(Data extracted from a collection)
****************

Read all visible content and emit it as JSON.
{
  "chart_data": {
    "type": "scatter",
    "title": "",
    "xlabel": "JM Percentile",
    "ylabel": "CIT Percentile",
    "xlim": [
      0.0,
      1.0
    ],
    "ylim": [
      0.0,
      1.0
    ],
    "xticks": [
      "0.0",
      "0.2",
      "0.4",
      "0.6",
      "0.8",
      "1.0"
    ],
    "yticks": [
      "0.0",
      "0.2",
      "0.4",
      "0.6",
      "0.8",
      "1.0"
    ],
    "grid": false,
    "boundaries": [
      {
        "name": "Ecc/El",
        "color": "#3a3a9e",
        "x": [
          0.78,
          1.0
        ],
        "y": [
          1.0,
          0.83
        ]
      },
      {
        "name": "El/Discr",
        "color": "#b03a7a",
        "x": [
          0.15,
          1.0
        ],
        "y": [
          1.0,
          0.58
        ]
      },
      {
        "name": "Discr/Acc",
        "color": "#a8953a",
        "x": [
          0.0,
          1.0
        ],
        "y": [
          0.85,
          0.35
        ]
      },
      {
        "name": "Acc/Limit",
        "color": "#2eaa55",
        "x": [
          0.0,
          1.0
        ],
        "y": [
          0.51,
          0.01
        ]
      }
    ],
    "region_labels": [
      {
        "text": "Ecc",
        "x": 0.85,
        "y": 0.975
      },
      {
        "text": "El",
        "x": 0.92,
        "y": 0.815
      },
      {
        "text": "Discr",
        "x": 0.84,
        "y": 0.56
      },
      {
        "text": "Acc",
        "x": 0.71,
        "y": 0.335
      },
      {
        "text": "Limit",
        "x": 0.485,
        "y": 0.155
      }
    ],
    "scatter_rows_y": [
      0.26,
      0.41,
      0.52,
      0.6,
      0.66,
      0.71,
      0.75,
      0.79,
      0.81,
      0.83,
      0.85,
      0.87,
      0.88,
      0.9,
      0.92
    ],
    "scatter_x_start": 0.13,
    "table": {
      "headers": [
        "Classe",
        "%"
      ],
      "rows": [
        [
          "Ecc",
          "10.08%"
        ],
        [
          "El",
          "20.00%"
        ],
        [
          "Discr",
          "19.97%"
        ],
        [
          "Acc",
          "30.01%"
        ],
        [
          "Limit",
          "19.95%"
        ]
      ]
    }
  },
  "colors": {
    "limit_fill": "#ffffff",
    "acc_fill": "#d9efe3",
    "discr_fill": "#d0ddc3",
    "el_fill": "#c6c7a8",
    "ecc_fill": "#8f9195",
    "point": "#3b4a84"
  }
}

****************

*Task prompt*. Retype the records that precede this task, keeping them exactly the same.

*Task answer*.
Read all visible content and emit it as JSON.
{
  "chart_data": {
    "type": "scatter",
    "title": "",
    "xlabel": "JM Percentile",
    "ylabel": "CIT Percentile",
    "xlim": [
      0.0,
      1.0
    ],
    "ylim": [
      0.0,
      1.0
    ],
    "xticks": [
      "0.0",
      "0.2",
      "0.4",
      "0.6",
      "0.8",
      "1.0"
    ],
    "yticks": [
      "0.0",
      "0.2",
      "0.4",
      "0.6",
      "0.8",
      "1.0"
    ],
    "grid": false,
    "boundaries": [
      {
        "name": "Ecc/El",
        "color": "#3a3a9e",
        "x": [
          0.78,
          1.0
        ],
        "y": [
          1.0,
          0.83
        ]
      },
      {
        "name": "El/Discr",
        "color": "#b03a7a",
        "x": [
          0.15,
          1.0
        ],
        "y": [
          1.0,
          0.58
        ]
      },
      {
        "name": "Discr/Acc",
        "color": "#a8953a",
        "x": [
          0.0,
          1.0
        ],
        "y": [
          0.85,
          0.35
        ]
      },
      {
        "name": "Acc/Limit",
        "color": "#2eaa55",
        "x": [
          0.0,
          1.0
        ],
        "y": [
          0.51,
          0.01
        ]
      }
    ],
    "region_labels": [
      {
        "text": "Ecc",
        "x": 0.85,
        "y": 0.975
      },
      {
        "text": "El",
        "x": 0.92,
        "y": 0.815
      },
      {
        "text": "Discr",
        "x": 0.84,
        "y": 0.56
      },
      {
        "text": "Acc",
        "x": 0.71,
        "y": 0.335
      },
      {
        "text": "Limit",
        "x": 0.485,
        "y": 0.155
      }
    ],
    "scatter_rows_y": [
      0.26,
      0.41,
      0.52,
      0.6,
      0.66,
      0.71,
      0.75,
      0.79,
      0.81,
      0.83,
      0.85,
      0.87,
      0.88,
      0.9,
      0.92
    ],
    "scatter_x_start": 0.13,
    "table": {
      "headers": [
        "Classe",
        "%"
      ],
      "rows": [
        [
          "Ecc",
          "10.08%"
        ],
        [
          "El",
          "20.00%"
        ],
        [
          "Discr",
          "19.97%"
        ],
        [
          "Acc",
          "30.01%"
        ],
        [
          "Limit",
          "19.95%"
        ]
      ]
    }
  },
  "colors": {
    "limit_fill": "#ffffff",
    "acc_fill": "#d9efe3",
    "discr_fill": "#d0ddc3",
    "el_fill": "#c6c7a8",
    "ecc_fill": "#8f9195",
    "point": "#3b4a84"
  }
}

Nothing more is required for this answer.